Objective:
Pull out the lines of the material below from the line containing "female-point — [123, 488, 138, 503]" up to and including the line containing "male-point — [275, 462, 290, 477]", copying each one verbatim.

[Begin]

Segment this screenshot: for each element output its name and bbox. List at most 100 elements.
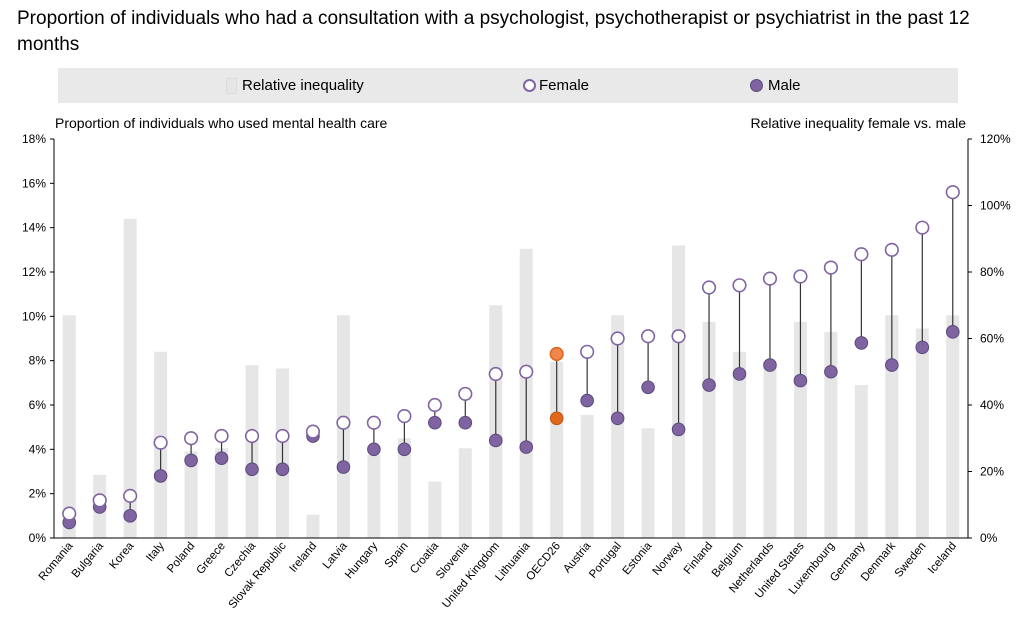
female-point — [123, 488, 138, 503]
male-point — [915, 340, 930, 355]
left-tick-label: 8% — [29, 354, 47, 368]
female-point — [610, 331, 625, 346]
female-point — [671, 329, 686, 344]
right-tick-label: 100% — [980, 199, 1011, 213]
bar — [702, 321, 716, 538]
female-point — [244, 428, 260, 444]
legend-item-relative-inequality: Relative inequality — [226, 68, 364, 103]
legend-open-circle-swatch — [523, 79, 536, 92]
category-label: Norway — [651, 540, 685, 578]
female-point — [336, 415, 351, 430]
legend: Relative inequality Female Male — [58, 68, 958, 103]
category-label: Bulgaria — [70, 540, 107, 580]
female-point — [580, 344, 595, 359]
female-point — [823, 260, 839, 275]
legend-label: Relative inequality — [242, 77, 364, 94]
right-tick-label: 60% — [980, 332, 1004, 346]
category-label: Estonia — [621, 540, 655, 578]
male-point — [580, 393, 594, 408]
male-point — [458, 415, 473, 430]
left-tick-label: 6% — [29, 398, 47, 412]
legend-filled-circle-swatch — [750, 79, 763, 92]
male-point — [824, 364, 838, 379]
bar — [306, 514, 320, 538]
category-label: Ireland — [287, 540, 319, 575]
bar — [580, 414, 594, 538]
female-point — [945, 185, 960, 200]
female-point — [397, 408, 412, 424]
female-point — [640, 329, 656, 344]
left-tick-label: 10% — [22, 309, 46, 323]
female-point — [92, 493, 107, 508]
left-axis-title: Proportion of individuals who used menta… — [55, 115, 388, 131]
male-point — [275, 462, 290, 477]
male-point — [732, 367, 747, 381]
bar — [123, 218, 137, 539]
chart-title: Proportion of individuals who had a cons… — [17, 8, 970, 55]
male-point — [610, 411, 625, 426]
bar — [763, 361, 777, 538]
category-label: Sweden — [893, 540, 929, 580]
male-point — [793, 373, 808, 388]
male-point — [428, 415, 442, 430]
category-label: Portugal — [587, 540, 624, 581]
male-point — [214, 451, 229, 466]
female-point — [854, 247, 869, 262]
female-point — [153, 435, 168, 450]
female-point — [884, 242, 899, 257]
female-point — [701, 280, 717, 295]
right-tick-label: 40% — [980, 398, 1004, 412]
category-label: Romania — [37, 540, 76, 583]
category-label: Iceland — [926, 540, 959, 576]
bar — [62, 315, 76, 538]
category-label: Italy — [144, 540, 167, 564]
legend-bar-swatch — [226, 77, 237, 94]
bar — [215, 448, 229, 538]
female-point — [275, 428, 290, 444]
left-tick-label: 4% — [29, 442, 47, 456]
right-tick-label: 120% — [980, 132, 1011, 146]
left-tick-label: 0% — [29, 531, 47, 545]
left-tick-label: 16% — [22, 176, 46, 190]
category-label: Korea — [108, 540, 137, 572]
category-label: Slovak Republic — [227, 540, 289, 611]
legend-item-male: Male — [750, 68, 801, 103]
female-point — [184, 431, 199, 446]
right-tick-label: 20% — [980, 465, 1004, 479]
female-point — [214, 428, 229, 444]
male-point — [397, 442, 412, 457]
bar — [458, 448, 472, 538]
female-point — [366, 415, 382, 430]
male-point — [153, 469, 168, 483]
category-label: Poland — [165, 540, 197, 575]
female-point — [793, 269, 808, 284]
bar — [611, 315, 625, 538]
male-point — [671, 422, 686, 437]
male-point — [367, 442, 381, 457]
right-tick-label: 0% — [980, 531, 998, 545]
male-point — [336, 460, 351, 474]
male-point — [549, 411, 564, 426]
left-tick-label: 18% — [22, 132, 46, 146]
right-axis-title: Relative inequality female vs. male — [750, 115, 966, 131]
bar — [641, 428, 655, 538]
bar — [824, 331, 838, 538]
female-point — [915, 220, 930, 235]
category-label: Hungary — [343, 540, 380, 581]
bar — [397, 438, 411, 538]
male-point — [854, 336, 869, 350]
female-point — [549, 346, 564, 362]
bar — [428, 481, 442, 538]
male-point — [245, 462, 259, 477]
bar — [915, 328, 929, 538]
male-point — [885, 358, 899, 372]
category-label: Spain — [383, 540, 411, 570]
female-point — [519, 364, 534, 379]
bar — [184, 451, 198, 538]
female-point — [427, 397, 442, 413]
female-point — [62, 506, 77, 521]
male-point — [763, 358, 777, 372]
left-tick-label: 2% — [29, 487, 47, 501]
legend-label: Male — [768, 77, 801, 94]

[End]

Task answer:
female-point — [123, 488, 138, 503]
male-point — [915, 340, 930, 355]
left-tick-label: 8% — [29, 354, 47, 368]
female-point — [610, 331, 625, 346]
female-point — [671, 329, 686, 344]
right-tick-label: 100% — [980, 199, 1011, 213]
bar — [702, 321, 716, 538]
female-point — [244, 428, 260, 444]
legend-item-relative-inequality: Relative inequality — [226, 68, 364, 103]
legend-open-circle-swatch — [523, 79, 536, 92]
category-label: Norway — [651, 540, 685, 578]
female-point — [336, 415, 351, 430]
legend: Relative inequality Female Male — [58, 68, 958, 103]
category-label: Bulgaria — [70, 540, 107, 580]
female-point — [580, 344, 595, 359]
female-point — [823, 260, 839, 275]
legend-label: Relative inequality — [242, 77, 364, 94]
right-tick-label: 60% — [980, 332, 1004, 346]
category-label: Estonia — [621, 540, 655, 578]
male-point — [580, 393, 594, 408]
male-point — [458, 415, 473, 430]
left-tick-label: 6% — [29, 398, 47, 412]
legend-filled-circle-swatch — [750, 79, 763, 92]
male-point — [824, 364, 838, 379]
bar — [306, 514, 320, 538]
category-label: Ireland — [287, 540, 319, 575]
bar — [580, 414, 594, 538]
female-point — [945, 185, 960, 200]
female-point — [397, 408, 412, 424]
female-point — [640, 329, 656, 344]
left-tick-label: 10% — [22, 309, 46, 323]
female-point — [92, 493, 107, 508]
left-axis-title: Proportion of individuals who used menta… — [55, 115, 388, 131]
male-point — [275, 462, 290, 477]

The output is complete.